* **Instructions to follow**
Write out word for word everything in the entries below, from the line containing "Patent image size: (854, 990)." down to the line containing "In FIG. 15, the bonding", including both of those lines.

-- start of Provided information --

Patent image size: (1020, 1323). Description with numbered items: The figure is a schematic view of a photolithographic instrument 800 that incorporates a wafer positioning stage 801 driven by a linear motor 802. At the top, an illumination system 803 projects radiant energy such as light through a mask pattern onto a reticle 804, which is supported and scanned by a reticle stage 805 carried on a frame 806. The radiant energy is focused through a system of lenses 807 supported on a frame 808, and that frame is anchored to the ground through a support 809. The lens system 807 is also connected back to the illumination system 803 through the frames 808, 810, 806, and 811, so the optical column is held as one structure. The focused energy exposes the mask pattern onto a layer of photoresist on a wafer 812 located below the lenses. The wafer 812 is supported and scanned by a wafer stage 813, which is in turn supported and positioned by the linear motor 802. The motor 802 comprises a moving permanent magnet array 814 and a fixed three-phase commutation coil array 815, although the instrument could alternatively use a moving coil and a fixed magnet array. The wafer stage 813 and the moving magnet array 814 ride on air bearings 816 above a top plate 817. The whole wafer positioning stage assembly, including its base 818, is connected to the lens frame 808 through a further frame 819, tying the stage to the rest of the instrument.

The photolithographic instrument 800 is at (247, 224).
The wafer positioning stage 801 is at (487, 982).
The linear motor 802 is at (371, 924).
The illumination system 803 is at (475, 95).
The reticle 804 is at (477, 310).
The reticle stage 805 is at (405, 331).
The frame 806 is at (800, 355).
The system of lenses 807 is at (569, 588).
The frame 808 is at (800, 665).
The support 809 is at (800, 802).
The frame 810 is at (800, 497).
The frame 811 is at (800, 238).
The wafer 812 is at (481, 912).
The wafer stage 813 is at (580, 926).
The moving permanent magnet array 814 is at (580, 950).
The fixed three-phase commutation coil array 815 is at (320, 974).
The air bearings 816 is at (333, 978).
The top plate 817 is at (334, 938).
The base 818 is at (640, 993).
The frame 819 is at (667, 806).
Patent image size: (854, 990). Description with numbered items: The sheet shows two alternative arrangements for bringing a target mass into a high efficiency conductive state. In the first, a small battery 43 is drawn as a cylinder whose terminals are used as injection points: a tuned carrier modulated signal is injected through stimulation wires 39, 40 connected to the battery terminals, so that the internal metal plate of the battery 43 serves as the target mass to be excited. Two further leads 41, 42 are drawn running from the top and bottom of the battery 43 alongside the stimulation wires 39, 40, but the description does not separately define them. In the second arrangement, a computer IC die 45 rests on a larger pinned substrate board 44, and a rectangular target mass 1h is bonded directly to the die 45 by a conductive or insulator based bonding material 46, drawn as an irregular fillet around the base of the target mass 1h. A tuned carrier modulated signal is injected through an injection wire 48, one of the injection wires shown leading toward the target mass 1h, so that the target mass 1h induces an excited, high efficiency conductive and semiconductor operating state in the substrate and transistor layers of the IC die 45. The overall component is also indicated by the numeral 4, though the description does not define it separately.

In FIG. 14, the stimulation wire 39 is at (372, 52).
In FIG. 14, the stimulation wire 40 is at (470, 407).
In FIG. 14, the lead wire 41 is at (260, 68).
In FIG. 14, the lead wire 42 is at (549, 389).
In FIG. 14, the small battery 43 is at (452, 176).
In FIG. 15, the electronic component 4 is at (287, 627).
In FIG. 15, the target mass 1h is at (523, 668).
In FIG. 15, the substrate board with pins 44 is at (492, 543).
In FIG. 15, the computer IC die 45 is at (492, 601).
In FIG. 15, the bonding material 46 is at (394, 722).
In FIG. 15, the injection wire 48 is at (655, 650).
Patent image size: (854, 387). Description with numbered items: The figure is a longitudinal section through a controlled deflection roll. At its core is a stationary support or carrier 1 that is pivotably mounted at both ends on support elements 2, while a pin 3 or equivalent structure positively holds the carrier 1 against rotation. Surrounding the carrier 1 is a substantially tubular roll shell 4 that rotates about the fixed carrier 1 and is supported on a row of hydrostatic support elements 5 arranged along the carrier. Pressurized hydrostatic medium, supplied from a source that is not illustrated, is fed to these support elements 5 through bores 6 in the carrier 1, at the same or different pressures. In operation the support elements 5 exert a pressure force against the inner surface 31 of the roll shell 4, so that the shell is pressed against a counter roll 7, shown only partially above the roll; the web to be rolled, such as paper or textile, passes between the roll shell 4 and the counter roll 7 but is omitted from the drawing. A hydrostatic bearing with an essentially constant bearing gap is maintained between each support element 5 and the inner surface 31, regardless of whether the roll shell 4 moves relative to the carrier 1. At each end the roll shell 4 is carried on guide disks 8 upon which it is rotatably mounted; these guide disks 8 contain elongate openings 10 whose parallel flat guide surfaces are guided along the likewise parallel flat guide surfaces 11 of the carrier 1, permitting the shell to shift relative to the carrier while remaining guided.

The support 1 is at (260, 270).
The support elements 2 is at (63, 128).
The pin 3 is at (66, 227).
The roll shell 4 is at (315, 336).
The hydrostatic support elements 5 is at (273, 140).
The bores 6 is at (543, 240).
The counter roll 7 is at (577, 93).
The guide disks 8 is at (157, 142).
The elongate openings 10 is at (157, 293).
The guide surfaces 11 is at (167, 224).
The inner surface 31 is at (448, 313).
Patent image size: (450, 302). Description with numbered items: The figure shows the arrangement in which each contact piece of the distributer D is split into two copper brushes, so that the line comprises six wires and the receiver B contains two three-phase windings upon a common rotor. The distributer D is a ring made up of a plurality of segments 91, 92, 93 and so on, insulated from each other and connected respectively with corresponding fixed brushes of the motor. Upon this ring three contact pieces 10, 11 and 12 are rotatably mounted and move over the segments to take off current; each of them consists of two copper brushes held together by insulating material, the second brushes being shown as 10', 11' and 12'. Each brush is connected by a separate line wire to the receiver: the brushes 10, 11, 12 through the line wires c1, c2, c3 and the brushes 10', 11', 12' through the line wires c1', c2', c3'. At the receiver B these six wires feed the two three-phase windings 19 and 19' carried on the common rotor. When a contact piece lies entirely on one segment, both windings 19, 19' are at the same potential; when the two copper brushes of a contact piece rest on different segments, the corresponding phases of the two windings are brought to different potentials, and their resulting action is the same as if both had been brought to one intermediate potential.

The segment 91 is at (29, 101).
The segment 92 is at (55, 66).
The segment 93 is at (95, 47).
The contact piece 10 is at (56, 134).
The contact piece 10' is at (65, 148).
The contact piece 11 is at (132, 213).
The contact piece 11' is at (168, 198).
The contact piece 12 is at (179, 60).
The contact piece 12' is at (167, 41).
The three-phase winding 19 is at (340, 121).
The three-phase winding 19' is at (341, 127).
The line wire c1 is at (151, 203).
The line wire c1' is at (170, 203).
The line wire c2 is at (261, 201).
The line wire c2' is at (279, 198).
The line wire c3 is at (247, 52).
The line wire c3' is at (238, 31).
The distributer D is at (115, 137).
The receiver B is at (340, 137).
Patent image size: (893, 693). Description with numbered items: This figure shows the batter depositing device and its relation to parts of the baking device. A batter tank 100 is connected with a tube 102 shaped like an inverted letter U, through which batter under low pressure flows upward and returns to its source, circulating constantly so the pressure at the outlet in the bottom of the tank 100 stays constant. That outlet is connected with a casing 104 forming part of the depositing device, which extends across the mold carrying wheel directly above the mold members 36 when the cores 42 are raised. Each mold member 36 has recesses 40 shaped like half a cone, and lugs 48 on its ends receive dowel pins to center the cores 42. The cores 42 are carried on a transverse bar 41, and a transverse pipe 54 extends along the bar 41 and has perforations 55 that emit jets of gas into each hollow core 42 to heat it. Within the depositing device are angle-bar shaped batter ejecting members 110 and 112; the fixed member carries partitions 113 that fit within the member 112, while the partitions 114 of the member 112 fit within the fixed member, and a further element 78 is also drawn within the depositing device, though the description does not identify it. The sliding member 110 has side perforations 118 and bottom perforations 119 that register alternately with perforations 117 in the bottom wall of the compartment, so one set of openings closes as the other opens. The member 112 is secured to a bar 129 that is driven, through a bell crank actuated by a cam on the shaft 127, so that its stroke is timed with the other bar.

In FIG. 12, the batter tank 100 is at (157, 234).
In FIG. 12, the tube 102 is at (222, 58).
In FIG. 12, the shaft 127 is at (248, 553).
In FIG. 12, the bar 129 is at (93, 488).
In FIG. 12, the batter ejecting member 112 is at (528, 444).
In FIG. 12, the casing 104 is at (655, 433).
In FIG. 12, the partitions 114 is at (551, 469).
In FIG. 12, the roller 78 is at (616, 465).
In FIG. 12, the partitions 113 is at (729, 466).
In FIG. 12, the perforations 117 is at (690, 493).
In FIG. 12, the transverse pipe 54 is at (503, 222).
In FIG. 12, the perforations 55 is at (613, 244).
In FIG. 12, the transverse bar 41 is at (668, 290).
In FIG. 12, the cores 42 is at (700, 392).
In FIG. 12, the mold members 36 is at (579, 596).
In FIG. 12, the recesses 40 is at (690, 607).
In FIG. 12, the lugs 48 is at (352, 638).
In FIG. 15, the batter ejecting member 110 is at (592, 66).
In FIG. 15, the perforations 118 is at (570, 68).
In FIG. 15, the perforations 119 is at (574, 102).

-- end of Provided information --

* **Output for this task**
Patent image size: (854, 990). Description with numbered items: The sheet shows two alternative arrangements for bringing a target mass into a high efficiency conductive state. In the first, a small battery 43 is drawn as a cylinder whose terminals are used as injection points: a tuned carrier modulated signal is injected through stimulation wires 39, 40 connected to the battery terminals, so that the internal metal plate of the battery 43 serves as the target mass to be excited. Two further leads 41, 42 are drawn running from the top and bottom of the battery 43 alongside the stimulation wires 39, 40, but the description does not separately define them. In the second arrangement, a computer IC die 45 rests on a larger pinned substrate board 44, and a rectangular target mass 1h is bonded directly to the die 45 by a conductive or insulator based bonding material 46, drawn as an irregular fillet around the base of the target mass 1h. A tuned carrier modulated signal is injected through an injection wire 48, one of the injection wires shown leading toward the target mass 1h, so that the target mass 1h induces an excited, high efficiency conductive and semiconductor operating state in the substrate and transistor layers of the IC die 45. The overall component is also indicated by the numeral 4, though the description does not define it separately.

In FIG. 14, the stimulation wire 39 is at (372, 52).
In FIG. 14, the stimulation wire 40 is at (470, 407).
In FIG. 14, the lead wire 41 is at (260, 68).
In FIG. 14, the lead wire 42 is at (549, 389).
In FIG. 14, the small battery 43 is at (452, 176).
In FIG. 15, the electronic component 4 is at (287, 627).
In FIG. 15, the target mass 1h is at (523, 668).
In FIG. 15, the substrate board with pins 44 is at (492, 543).
In FIG. 15, the computer IC die 45 is at (492, 601).
In FIG. 15, the bonding material 46 is at (394, 722).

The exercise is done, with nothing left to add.